▽
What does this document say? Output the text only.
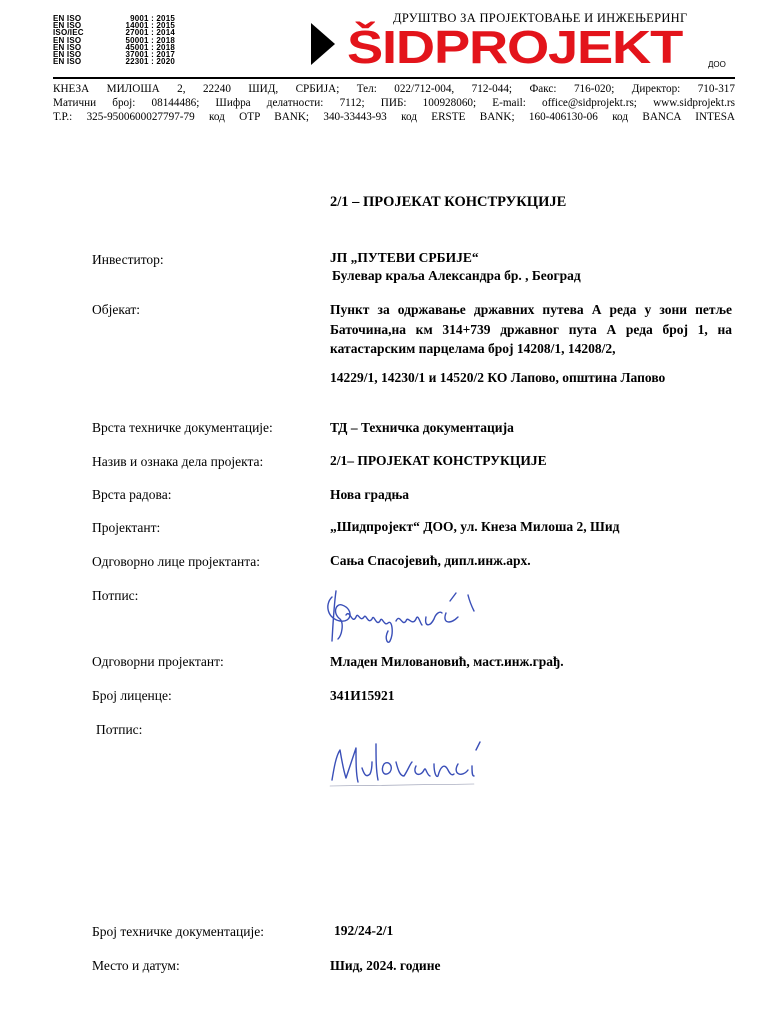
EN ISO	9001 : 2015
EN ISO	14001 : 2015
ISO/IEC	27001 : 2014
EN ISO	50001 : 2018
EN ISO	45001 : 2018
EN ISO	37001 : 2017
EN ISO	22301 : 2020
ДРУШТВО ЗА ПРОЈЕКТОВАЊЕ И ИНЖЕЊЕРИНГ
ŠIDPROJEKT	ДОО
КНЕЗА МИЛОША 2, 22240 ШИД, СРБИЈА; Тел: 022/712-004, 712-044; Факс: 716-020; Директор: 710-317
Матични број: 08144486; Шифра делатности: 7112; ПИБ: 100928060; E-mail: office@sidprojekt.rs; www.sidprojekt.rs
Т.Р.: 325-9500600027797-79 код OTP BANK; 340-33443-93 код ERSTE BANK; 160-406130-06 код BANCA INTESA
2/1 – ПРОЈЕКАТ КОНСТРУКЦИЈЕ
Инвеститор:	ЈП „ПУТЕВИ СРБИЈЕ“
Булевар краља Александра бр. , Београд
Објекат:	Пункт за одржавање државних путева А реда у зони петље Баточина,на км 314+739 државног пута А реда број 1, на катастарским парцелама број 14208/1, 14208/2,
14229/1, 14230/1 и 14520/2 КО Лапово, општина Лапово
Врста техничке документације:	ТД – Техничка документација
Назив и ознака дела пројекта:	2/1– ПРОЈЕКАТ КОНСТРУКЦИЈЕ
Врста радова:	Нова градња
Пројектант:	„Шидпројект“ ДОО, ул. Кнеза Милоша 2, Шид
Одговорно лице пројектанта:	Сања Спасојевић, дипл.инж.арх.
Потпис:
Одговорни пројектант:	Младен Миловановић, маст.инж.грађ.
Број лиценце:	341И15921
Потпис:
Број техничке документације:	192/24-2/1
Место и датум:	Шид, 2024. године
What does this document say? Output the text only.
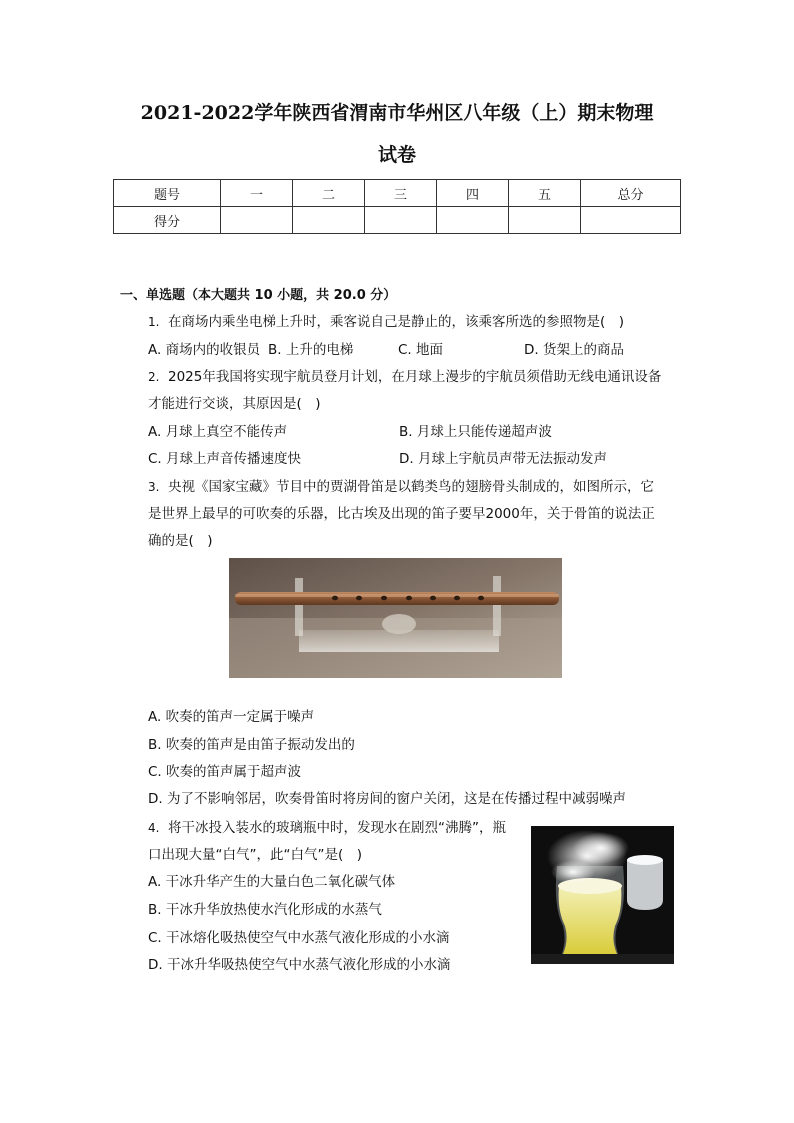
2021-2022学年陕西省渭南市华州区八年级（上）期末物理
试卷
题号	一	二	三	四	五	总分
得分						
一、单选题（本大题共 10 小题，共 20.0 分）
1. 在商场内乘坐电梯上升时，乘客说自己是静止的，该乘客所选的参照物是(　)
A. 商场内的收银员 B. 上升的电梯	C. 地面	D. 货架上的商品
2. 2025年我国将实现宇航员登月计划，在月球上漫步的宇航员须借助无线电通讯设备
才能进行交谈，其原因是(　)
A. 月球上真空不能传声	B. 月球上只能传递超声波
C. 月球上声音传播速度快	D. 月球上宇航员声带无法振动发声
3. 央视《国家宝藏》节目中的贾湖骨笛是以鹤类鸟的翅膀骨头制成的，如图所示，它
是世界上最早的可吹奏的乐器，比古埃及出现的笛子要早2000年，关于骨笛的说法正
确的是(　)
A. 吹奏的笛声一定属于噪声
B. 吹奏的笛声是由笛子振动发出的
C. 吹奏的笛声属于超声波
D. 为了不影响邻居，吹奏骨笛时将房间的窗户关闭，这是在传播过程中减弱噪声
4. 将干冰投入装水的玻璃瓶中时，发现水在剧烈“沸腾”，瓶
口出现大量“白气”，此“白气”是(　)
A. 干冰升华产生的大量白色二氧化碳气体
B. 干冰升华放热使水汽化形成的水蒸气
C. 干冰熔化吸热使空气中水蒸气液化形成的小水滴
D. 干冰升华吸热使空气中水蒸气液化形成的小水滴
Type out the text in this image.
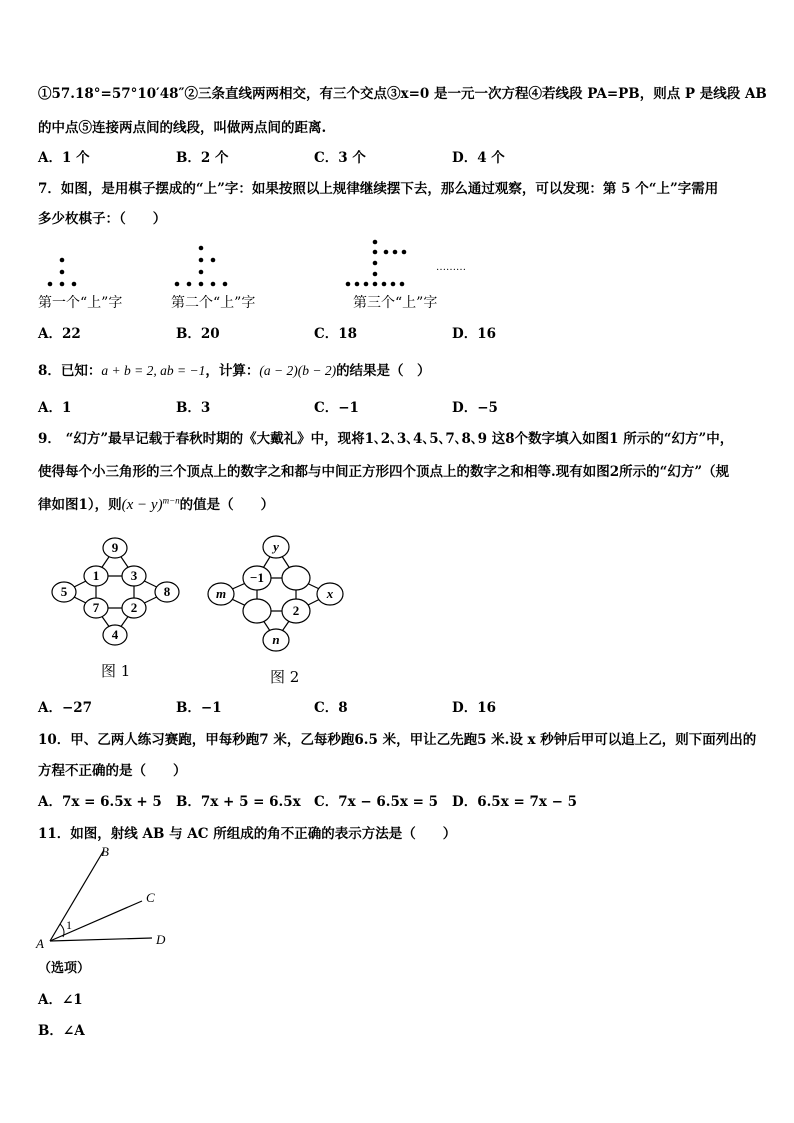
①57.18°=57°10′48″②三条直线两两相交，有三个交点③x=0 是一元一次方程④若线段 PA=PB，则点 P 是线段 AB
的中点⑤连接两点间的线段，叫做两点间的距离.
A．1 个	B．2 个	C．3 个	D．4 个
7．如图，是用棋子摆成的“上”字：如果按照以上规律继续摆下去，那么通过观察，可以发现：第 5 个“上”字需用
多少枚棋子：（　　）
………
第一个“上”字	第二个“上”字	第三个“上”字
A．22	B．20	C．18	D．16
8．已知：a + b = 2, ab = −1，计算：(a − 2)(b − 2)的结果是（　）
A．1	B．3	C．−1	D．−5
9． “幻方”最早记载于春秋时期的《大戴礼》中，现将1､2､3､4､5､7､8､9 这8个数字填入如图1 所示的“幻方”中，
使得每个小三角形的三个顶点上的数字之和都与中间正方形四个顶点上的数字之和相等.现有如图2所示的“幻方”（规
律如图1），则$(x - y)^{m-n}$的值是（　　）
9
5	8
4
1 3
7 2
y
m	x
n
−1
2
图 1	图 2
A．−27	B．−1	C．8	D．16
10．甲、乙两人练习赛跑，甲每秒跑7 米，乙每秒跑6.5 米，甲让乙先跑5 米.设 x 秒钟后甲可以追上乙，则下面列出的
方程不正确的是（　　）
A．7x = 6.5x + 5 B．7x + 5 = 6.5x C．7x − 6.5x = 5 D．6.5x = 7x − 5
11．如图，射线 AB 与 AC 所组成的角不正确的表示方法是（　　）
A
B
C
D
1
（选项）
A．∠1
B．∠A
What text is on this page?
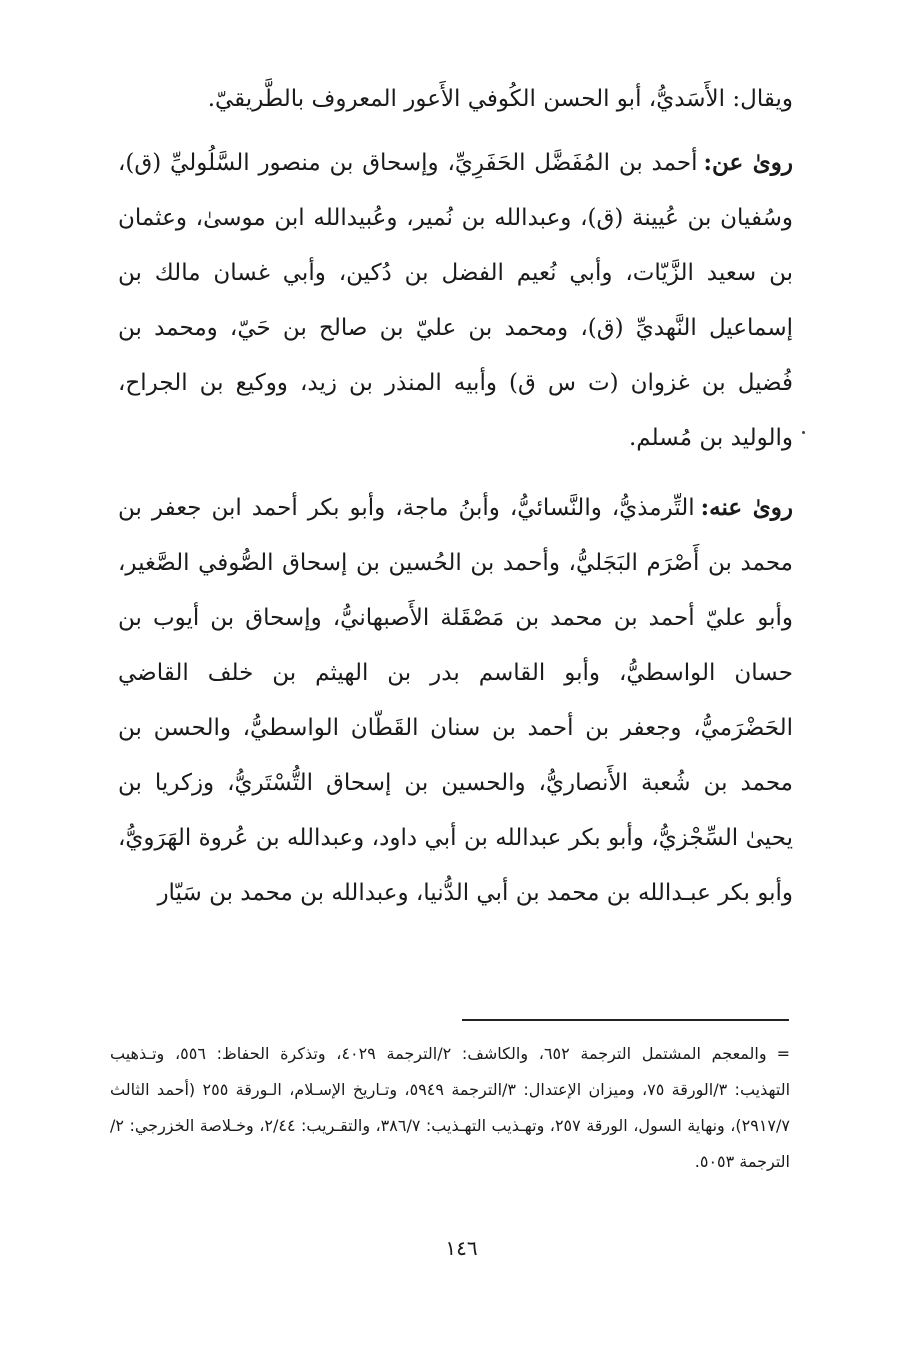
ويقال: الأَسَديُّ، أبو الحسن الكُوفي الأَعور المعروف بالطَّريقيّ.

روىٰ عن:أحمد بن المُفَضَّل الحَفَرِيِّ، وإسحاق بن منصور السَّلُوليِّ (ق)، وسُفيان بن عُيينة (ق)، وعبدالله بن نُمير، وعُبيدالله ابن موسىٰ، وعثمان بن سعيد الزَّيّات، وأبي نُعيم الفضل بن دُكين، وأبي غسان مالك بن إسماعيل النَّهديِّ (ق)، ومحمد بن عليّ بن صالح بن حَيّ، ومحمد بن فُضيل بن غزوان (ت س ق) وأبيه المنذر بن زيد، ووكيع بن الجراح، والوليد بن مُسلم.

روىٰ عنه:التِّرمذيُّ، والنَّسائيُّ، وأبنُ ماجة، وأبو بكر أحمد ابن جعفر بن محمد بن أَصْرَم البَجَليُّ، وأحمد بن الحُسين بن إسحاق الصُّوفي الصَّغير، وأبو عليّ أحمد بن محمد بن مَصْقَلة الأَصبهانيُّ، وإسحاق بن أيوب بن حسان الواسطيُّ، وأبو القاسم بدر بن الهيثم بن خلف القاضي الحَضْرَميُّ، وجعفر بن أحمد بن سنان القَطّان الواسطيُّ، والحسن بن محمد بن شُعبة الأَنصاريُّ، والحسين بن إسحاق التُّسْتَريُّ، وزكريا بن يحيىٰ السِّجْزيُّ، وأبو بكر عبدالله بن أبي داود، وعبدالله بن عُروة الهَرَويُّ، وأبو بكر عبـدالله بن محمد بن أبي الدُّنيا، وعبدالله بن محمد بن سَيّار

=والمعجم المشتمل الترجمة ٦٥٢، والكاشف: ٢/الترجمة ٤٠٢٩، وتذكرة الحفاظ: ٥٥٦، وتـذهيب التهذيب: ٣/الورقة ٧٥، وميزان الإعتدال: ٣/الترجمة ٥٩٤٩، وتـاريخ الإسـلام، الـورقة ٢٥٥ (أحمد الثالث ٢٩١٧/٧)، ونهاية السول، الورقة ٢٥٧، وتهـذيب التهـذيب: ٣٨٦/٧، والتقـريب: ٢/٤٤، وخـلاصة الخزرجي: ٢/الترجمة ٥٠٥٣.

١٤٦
△
Aim: Quote the data above in full and without alteration; skip the pictures.

Written solution:
What does this document say? Output the text only.
EN ISO	9001 : 2015
EN ISO	14001 : 2015
ISO/IEC	27001 : 2014
EN ISO	50001 : 2018
EN ISO	45001 : 2018
EN ISO	37001 : 2017
EN ISO	22301 : 2020
ДРУШТВО ЗА ПРОЈЕКТОВАЊЕ И ИНЖЕЊЕРИНГ
ŠIDPROJEKT	ДОО
КНЕЗА МИЛОША 2, 22240 ШИД, СРБИЈА; Тел: 022/712-004, 712-044; Факс: 716-020; Директор: 710-317
Матични број: 08144486; Шифра делатности: 7112; ПИБ: 100928060; E-mail: office@sidprojekt.rs; www.sidprojekt.rs
Т.Р.: 325-9500600027797-79 код OTP BANK; 340-33443-93 код ERSTE BANK; 160-406130-06 код BANCA INTESA
2/1 – ПРОЈЕКАТ КОНСТРУКЦИЈЕ
Инвеститор:	ЈП „ПУТЕВИ СРБИЈЕ“
Булевар краља Александра бр. , Београд
Објекат:	Пункт за одржавање државних путева А реда у зони петље Баточина,на км 314+739 државног пута А реда број 1, на катастарским парцелама број 14208/1, 14208/2,
14229/1, 14230/1 и 14520/2 КО Лапово, општина Лапово
Врста техничке документације:	ТД – Техничка документација
Назив и ознака дела пројекта:	2/1– ПРОЈЕКАТ КОНСТРУКЦИЈЕ
Врста радова:	Нова градња
Пројектант:	„Шидпројект“ ДОО, ул. Кнеза Милоша 2, Шид
Одговорно лице пројектанта:	Сања Спасојевић, дипл.инж.арх.
Потпис:
Одговорни пројектант:	Младен Миловановић, маст.инж.грађ.
Број лиценце:	341И15921
Потпис:
Број техничке документације:	192/24-2/1
Место и датум:	Шид, 2024. године
What does this document say? Output the text only.
2021-2022学年陕西省渭南市华州区八年级（上）期末物理
试卷
题号	一	二	三	四	五	总分
得分						
一、单选题（本大题共 10 小题，共 20.0 分）
1. 在商场内乘坐电梯上升时，乘客说自己是静止的，该乘客所选的参照物是(　)
A. 商场内的收银员 B. 上升的电梯	C. 地面	D. 货架上的商品
2. 2025年我国将实现宇航员登月计划，在月球上漫步的宇航员须借助无线电通讯设备
才能进行交谈，其原因是(　)
A. 月球上真空不能传声	B. 月球上只能传递超声波
C. 月球上声音传播速度快	D. 月球上宇航员声带无法振动发声
3. 央视《国家宝藏》节目中的贾湖骨笛是以鹤类鸟的翅膀骨头制成的，如图所示，它
是世界上最早的可吹奏的乐器，比古埃及出现的笛子要早2000年，关于骨笛的说法正
确的是(　)
A. 吹奏的笛声一定属于噪声
B. 吹奏的笛声是由笛子振动发出的
C. 吹奏的笛声属于超声波
D. 为了不影响邻居，吹奏骨笛时将房间的窗户关闭，这是在传播过程中减弱噪声
4. 将干冰投入装水的玻璃瓶中时，发现水在剧烈“沸腾”，瓶
口出现大量“白气”，此“白气”是(　)
A. 干冰升华产生的大量白色二氧化碳气体
B. 干冰升华放热使水汽化形成的水蒸气
C. 干冰熔化吸热使空气中水蒸气液化形成的小水滴
D. 干冰升华吸热使空气中水蒸气液化形成的小水滴
Type out the text in this image.
①57.18°=57°10′48″②三条直线两两相交，有三个交点③x=0 是一元一次方程④若线段 PA=PB，则点 P 是线段 AB
的中点⑤连接两点间的线段，叫做两点间的距离.
A．1 个	B．2 个	C．3 个	D．4 个
7．如图，是用棋子摆成的“上”字：如果按照以上规律继续摆下去，那么通过观察，可以发现：第 5 个“上”字需用
多少枚棋子：（　　）
………
第一个“上”字	第二个“上”字	第三个“上”字
A．22	B．20	C．18	D．16
8．已知：a + b = 2, ab = −1，计算：(a − 2)(b − 2)的结果是（　）
A．1	B．3	C．−1	D．−5
9． “幻方”最早记载于春秋时期的《大戴礼》中，现将1､2､3､4､5､7､8､9 这8个数字填入如图1 所示的“幻方”中，
使得每个小三角形的三个顶点上的数字之和都与中间正方形四个顶点上的数字之和相等.现有如图2所示的“幻方”（规
律如图1），则$(x - y)^{m-n}$的值是（　　）
9
5	8
4
1 3
7 2
y
m	x
n
−1
2
图 1	图 2
A．−27	B．−1	C．8	D．16
10．甲、乙两人练习赛跑，甲每秒跑7 米，乙每秒跑6.5 米，甲让乙先跑5 米.设 x 秒钟后甲可以追上乙，则下面列出的
方程不正确的是（　　）
A．7x = 6.5x + 5 B．7x + 5 = 6.5x C．7x − 6.5x = 5 D．6.5x = 7x − 5
11．如图，射线 AB 与 AC 所组成的角不正确的表示方法是（　　）
A
B
C
D
1
（选项）
A．∠1
B．∠A
What text is on this page?
ويقال: الأَسَديُّ، أبو الحسن الكُوفي الأَعور المعروف بالطَّريقيّ.

روىٰ عن:أحمد بن المُفَضَّل الحَفَرِيِّ، وإسحاق بن منصور السَّلُوليِّ (ق)، وسُفيان بن عُيينة (ق)، وعبدالله بن نُمير، وعُبيدالله ابن موسىٰ، وعثمان بن سعيد الزَّيّات، وأبي نُعيم الفضل بن دُكين، وأبي غسان مالك بن إسماعيل النَّهديِّ (ق)، ومحمد بن عليّ بن صالح بن حَيّ، ومحمد بن فُضيل بن غزوان (ت س ق) وأبيه المنذر بن زيد، ووكيع بن الجراح، والوليد بن مُسلم.

روىٰ عنه:التِّرمذيُّ، والنَّسائيُّ، وأبنُ ماجة، وأبو بكر أحمد ابن جعفر بن محمد بن أَصْرَم البَجَليُّ، وأحمد بن الحُسين بن إسحاق الصُّوفي الصَّغير، وأبو عليّ أحمد بن محمد بن مَصْقَلة الأَصبهانيُّ، وإسحاق بن أيوب بن حسان الواسطيُّ، وأبو القاسم بدر بن الهيثم بن خلف القاضي الحَضْرَميُّ، وجعفر بن أحمد بن سنان القَطّان الواسطيُّ، والحسن بن محمد بن شُعبة الأَنصاريُّ، والحسين بن إسحاق التُّسْتَريُّ، وزكريا بن يحيىٰ السِّجْزيُّ، وأبو بكر عبدالله بن أبي داود، وعبدالله بن عُروة الهَرَويُّ، وأبو بكر عبـدالله بن محمد بن أبي الدُّنيا، وعبدالله بن محمد بن سَيّار

=والمعجم المشتمل الترجمة ٦٥٢، والكاشف: ٢/الترجمة ٤٠٢٩، وتذكرة الحفاظ: ٥٥٦، وتـذهيب التهذيب: ٣/الورقة ٧٥، وميزان الإعتدال: ٣/الترجمة ٥٩٤٩، وتـاريخ الإسـلام، الـورقة ٢٥٥ (أحمد الثالث ٢٩١٧/٧)، ونهاية السول، الورقة ٢٥٧، وتهـذيب التهـذيب: ٣٨٦/٧، والتقـريب: ٢/٤٤، وخـلاصة الخزرجي: ٢/الترجمة ٥٠٥٣.

١٤٦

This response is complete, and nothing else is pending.